━━━━━ Provided entries ━━━━━
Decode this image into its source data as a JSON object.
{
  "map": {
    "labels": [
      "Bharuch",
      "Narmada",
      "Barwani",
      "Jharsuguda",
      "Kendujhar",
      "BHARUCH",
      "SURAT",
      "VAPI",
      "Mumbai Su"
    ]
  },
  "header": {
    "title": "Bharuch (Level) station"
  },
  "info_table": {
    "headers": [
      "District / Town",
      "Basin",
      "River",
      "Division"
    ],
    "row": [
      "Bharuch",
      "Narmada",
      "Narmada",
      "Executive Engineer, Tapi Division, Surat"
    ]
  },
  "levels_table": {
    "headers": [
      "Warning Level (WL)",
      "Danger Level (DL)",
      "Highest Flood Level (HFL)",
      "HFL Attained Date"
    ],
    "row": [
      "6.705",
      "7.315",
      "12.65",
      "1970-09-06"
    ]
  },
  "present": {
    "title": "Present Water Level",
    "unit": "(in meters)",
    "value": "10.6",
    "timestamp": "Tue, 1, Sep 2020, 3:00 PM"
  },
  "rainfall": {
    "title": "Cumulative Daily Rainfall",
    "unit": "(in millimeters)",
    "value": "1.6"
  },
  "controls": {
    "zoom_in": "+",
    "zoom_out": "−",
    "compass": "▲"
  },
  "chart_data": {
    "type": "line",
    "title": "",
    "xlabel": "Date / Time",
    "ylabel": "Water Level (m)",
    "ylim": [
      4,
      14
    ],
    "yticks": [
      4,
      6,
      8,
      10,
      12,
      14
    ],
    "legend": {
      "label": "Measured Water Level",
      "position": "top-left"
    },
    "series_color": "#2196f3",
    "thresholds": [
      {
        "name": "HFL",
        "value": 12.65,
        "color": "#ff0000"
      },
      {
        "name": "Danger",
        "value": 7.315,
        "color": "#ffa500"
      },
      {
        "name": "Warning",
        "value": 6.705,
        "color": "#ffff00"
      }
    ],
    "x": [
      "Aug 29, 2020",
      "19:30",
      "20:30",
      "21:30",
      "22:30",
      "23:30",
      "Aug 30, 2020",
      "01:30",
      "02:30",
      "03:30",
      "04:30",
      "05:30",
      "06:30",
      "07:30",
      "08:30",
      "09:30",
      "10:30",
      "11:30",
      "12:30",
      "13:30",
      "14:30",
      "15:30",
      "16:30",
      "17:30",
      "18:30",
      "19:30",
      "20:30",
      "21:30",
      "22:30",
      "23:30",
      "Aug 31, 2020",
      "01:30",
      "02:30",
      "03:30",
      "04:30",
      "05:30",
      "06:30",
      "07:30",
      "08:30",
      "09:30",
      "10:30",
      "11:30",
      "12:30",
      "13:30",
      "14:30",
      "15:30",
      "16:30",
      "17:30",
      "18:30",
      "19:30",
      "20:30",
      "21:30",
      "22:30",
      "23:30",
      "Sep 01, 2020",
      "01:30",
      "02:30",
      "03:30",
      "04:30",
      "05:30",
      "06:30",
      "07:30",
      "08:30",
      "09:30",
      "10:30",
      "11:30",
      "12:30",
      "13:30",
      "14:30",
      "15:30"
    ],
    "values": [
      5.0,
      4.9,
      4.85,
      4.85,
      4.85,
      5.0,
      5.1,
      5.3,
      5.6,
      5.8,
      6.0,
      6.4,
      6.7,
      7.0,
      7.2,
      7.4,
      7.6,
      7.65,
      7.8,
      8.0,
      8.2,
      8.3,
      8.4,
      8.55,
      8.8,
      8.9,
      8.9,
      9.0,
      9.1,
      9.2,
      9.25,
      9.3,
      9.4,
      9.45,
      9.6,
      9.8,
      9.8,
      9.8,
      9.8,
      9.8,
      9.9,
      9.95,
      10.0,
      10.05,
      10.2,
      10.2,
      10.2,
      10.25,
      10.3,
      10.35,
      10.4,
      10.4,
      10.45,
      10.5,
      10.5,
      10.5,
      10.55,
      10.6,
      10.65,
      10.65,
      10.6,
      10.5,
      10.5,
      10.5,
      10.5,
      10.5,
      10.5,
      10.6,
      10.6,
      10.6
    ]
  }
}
━━━━━
## What you need to do
Among the entries above, how many lines hold the string "Water"? Respond with nothing but the number.

## Result of the task
3